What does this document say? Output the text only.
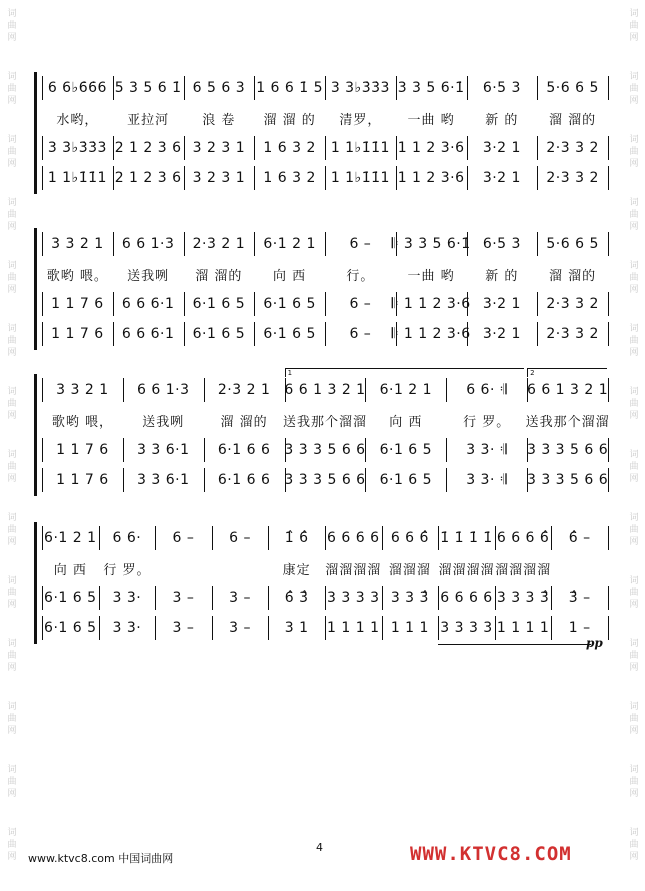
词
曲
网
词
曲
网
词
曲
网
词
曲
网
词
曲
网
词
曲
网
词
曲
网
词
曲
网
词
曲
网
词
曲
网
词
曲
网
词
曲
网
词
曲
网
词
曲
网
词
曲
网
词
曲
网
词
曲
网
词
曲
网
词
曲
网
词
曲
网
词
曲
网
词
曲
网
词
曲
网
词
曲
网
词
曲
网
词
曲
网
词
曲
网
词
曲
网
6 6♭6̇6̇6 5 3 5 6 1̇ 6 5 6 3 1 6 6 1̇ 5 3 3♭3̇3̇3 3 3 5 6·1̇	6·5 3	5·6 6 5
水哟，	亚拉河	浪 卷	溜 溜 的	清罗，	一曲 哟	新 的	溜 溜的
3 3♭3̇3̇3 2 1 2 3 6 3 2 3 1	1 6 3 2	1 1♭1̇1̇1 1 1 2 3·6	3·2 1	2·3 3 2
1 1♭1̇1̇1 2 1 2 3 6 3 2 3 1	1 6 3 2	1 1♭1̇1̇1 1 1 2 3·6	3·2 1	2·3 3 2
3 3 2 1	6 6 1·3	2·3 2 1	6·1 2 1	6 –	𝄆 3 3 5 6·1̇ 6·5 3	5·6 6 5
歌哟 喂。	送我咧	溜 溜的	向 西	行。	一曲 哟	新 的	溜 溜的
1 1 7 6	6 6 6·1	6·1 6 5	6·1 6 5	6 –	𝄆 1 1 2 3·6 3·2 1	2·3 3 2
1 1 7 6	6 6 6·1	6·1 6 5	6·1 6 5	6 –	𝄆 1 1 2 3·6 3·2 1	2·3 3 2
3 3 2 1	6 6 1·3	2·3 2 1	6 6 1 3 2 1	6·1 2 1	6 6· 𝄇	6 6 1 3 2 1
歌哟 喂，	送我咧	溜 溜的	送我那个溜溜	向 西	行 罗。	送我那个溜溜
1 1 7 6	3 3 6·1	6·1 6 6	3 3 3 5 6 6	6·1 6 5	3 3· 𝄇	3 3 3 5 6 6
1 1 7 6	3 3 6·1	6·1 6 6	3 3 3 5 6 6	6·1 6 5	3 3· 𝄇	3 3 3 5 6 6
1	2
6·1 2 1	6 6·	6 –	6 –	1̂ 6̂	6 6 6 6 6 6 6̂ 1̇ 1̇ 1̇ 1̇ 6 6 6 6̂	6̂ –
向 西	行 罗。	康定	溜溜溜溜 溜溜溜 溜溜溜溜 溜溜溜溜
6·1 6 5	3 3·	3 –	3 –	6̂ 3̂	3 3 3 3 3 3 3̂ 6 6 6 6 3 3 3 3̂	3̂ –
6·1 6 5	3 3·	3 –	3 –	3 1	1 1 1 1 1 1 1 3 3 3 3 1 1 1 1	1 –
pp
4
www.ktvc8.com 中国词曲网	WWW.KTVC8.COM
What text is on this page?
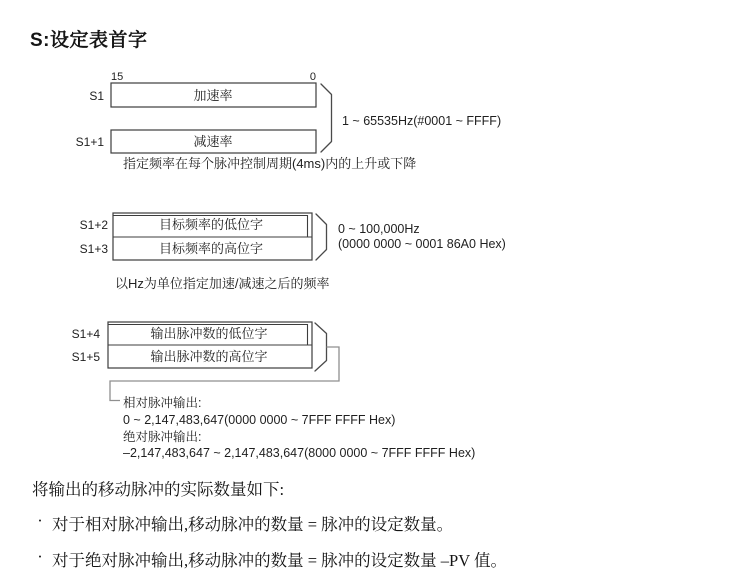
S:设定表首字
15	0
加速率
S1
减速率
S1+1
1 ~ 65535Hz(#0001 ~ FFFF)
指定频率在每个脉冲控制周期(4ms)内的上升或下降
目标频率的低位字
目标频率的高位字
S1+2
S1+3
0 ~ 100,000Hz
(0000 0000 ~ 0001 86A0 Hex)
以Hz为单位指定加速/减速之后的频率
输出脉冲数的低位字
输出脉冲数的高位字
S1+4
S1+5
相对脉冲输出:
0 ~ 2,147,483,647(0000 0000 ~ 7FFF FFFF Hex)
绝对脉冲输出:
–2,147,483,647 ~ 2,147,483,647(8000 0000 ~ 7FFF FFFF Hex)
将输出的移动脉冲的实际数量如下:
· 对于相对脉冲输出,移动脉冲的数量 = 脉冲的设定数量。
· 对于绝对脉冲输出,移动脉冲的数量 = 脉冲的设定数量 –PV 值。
● ● ● ● ●
Write out again the lines from the one with "What text is on this page?" through the end of the records exactly, without any of the pictures.

What text is on this page?
S:设定表首字
15	0
加速率
S1
减速率
S1+1
1 ~ 65535Hz(#0001 ~ FFFF)
指定频率在每个脉冲控制周期(4ms)内的上升或下降
目标频率的低位字
目标频率的高位字
S1+2
S1+3
0 ~ 100,000Hz
(0000 0000 ~ 0001 86A0 Hex)
以Hz为单位指定加速/减速之后的频率
输出脉冲数的低位字
输出脉冲数的高位字
S1+4
S1+5
相对脉冲输出:
0 ~ 2,147,483,647(0000 0000 ~ 7FFF FFFF Hex)
绝对脉冲输出:
–2,147,483,647 ~ 2,147,483,647(8000 0000 ~ 7FFF FFFF Hex)
将输出的移动脉冲的实际数量如下:
· 对于相对脉冲输出,移动脉冲的数量 = 脉冲的设定数量。
· 对于绝对脉冲输出,移动脉冲的数量 = 脉冲的设定数量 –PV 值。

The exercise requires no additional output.